PROBLEM TO WORK ON
In the entries below, identify every line with the string "type" and copy it.

DATA PROVIDED
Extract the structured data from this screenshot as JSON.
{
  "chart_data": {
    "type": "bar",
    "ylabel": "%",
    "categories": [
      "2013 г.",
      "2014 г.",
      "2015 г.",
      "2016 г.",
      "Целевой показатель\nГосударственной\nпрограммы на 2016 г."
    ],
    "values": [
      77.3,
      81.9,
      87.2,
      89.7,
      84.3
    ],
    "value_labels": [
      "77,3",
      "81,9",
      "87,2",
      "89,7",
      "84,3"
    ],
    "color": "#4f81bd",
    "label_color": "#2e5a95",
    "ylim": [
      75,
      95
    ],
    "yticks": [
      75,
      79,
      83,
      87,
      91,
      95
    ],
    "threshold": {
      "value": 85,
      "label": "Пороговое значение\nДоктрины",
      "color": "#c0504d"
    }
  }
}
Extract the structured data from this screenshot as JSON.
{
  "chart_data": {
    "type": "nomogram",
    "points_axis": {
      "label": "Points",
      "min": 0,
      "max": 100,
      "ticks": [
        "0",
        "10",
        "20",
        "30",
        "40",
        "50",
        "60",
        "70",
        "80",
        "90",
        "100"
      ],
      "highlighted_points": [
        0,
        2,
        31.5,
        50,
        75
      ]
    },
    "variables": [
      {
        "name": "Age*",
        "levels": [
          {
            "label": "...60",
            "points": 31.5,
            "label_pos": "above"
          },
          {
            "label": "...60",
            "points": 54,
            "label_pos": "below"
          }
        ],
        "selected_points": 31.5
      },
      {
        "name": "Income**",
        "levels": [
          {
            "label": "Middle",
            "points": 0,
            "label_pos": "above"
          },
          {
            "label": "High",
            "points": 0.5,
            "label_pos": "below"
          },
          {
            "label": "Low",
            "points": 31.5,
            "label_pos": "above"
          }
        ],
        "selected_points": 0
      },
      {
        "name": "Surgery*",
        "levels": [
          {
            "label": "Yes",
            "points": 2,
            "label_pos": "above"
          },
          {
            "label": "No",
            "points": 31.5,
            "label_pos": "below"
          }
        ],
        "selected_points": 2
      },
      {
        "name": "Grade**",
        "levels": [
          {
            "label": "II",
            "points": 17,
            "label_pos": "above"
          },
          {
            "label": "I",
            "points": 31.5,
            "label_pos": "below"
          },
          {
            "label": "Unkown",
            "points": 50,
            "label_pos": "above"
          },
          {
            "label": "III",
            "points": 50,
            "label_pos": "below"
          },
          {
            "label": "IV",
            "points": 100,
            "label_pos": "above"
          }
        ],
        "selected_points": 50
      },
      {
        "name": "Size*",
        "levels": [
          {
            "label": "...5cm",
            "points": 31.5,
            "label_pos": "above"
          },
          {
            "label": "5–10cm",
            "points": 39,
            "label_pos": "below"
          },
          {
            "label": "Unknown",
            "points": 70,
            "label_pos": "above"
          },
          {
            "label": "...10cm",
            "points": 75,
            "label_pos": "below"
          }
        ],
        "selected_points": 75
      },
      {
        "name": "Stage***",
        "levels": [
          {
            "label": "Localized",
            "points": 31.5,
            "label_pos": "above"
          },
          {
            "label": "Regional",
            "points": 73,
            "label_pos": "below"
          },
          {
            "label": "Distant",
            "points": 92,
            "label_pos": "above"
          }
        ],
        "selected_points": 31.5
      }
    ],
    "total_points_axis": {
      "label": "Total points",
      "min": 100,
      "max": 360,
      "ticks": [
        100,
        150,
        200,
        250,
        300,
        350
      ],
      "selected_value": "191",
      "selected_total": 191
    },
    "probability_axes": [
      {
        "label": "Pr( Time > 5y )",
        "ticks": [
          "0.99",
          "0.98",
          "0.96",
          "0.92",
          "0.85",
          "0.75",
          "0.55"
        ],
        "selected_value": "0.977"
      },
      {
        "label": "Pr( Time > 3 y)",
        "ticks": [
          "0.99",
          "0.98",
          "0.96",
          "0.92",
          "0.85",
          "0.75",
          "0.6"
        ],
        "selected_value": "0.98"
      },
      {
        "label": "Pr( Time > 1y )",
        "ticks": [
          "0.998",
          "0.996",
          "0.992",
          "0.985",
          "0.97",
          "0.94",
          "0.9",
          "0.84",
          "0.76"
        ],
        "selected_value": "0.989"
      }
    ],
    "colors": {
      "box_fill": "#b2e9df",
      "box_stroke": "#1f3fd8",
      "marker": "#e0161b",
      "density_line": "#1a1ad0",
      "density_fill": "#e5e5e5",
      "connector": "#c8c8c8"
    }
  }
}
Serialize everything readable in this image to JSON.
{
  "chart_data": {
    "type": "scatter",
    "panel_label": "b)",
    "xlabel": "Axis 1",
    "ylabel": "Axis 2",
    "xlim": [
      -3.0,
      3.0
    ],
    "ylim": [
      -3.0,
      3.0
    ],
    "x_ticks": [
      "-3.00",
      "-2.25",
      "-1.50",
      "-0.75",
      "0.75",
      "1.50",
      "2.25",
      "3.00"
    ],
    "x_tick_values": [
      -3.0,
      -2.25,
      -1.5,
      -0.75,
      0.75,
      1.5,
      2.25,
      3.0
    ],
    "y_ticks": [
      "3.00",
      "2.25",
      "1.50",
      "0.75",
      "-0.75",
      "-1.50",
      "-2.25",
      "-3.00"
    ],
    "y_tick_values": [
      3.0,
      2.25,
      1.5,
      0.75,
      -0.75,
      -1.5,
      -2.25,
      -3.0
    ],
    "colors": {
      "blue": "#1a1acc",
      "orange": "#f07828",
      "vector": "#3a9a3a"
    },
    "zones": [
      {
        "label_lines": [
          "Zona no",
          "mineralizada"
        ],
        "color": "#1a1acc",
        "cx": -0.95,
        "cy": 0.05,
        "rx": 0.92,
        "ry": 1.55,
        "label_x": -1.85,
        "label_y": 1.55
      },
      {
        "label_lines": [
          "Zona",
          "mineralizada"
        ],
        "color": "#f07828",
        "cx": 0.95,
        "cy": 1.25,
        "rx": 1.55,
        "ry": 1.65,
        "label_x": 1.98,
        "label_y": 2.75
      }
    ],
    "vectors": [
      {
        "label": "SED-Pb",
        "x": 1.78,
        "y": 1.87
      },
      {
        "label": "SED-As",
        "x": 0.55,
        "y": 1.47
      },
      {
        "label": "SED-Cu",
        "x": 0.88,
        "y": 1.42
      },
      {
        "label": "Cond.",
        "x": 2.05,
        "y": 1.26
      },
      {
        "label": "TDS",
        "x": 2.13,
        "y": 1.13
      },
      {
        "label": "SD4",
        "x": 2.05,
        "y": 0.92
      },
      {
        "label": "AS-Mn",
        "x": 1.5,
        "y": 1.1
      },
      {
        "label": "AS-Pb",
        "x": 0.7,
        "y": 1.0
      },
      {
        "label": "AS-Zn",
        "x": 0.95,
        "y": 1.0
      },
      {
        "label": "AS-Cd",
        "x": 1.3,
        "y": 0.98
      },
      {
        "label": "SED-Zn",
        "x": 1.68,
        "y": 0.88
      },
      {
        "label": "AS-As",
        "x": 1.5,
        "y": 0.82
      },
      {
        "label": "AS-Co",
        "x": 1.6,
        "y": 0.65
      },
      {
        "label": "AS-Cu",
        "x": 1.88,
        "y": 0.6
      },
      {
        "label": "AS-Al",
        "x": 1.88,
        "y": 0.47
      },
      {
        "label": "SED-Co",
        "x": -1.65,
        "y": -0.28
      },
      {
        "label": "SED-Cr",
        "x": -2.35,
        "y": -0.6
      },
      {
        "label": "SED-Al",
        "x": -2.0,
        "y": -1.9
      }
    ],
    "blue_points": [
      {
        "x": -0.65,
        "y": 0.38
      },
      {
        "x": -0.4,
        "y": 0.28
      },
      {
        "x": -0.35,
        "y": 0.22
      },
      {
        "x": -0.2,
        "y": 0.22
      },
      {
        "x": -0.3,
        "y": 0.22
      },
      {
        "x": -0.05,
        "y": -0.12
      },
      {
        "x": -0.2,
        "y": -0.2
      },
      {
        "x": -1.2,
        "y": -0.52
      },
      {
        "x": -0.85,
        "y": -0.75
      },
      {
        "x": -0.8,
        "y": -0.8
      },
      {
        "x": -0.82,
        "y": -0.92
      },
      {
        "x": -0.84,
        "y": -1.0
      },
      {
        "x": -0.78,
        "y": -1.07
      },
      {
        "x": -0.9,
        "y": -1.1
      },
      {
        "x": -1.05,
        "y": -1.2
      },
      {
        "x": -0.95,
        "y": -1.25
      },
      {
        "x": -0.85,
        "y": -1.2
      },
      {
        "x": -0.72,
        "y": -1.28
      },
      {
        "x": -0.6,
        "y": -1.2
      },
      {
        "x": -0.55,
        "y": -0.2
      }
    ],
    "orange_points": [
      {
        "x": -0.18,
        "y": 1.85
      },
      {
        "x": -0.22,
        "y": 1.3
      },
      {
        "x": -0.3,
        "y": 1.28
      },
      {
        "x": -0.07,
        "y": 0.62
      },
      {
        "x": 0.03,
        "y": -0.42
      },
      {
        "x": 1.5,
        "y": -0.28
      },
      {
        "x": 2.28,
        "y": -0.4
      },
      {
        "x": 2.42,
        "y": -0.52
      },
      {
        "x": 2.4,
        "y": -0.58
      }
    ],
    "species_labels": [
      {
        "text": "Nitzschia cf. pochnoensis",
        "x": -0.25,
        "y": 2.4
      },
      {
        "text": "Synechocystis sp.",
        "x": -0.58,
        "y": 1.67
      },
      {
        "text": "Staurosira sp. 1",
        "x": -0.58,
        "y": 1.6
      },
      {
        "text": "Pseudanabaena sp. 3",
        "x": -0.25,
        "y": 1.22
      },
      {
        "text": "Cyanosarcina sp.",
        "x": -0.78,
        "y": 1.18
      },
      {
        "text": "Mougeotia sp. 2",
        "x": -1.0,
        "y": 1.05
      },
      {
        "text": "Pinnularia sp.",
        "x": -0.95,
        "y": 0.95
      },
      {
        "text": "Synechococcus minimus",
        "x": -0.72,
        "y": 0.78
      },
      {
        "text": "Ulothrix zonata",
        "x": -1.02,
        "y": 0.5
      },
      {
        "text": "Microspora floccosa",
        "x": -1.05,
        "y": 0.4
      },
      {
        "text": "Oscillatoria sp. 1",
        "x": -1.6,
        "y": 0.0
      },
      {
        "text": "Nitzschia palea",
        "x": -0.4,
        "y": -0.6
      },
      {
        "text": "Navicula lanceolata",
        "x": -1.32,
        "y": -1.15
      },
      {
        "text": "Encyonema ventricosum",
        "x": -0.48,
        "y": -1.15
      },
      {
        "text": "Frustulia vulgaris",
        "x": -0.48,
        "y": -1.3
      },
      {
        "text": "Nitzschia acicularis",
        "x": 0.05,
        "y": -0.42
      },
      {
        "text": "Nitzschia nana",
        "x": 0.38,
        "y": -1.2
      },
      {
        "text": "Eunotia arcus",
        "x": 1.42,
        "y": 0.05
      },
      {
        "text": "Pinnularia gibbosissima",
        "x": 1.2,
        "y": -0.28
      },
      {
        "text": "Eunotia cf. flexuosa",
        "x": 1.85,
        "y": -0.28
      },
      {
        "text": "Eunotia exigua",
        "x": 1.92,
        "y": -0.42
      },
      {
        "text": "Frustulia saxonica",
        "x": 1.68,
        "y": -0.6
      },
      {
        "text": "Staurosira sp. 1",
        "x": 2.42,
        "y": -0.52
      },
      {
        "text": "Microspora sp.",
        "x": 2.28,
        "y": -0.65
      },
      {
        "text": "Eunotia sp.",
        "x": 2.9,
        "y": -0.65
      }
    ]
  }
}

FINAL RESULT
    "type": "bar",
    "type": "nomogram",
    "type": "scatter",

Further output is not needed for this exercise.